**CHALLENGE:** Write out all the data again, exactly as it stands.

**MATERIAL:**
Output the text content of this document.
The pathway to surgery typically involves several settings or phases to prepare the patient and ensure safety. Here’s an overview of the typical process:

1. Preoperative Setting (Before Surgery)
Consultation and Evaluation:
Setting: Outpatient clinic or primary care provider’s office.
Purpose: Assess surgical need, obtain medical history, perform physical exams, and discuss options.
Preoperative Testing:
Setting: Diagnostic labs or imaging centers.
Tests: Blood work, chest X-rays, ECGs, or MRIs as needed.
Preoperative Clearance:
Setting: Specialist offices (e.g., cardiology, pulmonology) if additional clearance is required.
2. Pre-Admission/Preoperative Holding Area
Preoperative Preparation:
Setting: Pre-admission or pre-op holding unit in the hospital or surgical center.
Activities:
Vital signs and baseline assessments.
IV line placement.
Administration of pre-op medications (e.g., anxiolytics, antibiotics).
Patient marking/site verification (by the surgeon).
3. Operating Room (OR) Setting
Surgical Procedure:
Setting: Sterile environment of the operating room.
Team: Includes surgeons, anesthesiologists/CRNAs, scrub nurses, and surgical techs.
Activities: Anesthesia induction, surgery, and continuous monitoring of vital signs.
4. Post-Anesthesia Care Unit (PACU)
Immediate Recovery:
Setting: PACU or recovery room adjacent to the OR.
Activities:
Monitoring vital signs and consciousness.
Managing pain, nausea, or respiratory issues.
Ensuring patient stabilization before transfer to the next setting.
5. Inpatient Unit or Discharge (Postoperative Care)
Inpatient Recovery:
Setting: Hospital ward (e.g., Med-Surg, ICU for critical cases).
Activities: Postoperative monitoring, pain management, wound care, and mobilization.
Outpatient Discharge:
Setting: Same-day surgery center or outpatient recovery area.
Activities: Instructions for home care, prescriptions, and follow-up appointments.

**RESPONSE BELOW:**
Output the text content of this document.
The pathway to surgery typically involves several settings or phases to prepare the patient and ensure safety. Here’s an overview of the typical process:

1. Preoperative Setting (Before Surgery)
Consultation and Evaluation:
Setting: Outpatient clinic or primary care provider’s office.
Purpose: Assess surgical need, obtain medical history, perform physical exams, and discuss options.
Preoperative Testing:
Setting: Diagnostic labs or imaging centers.
Tests: Blood work, chest X-rays, ECGs, or MRIs as needed.
Preoperative Clearance:
Setting: Specialist offices (e.g., cardiology, pulmonology) if additional clearance is required.
2. Pre-Admission/Preoperative Holding Area
Preoperative Preparation:
Setting: Pre-admission or pre-op holding unit in the hospital or surgical center.
Activities:
Vital signs and baseline assessments.
IV line placement.
Administration of pre-op medications (e.g., anxiolytics, antibiotics).
Patient marking/site verification (by the surgeon).
3. Operating Room (OR) Setting
Surgical Procedure:
Setting: Sterile environment of the operating room.
Team: Includes surgeons, anesthesiologists/CRNAs, scrub nurses, and surgical techs.
Activities: Anesthesia induction, surgery, and continuous monitoring of vital signs.
4. Post-Anesthesia Care Unit (PACU)
Immediate Recovery:
Setting: PACU or recovery room adjacent to the OR.
Activities:
Monitoring vital signs and consciousness.
Managing pain, nausea, or respiratory issues.
Ensuring patient stabilization before transfer to the next setting.
5. Inpatient Unit or Discharge (Postoperative Care)
Inpatient Recovery:
Setting: Hospital ward (e.g., Med-Surg, ICU for critical cases).
Activities: Postoperative monitoring, pain management, wound care, and mobilization.
Outpatient Discharge:
Setting: Same-day surgery center or outpatient recovery area.
Activities: Instructions for home care, prescriptions, and follow-up appointments.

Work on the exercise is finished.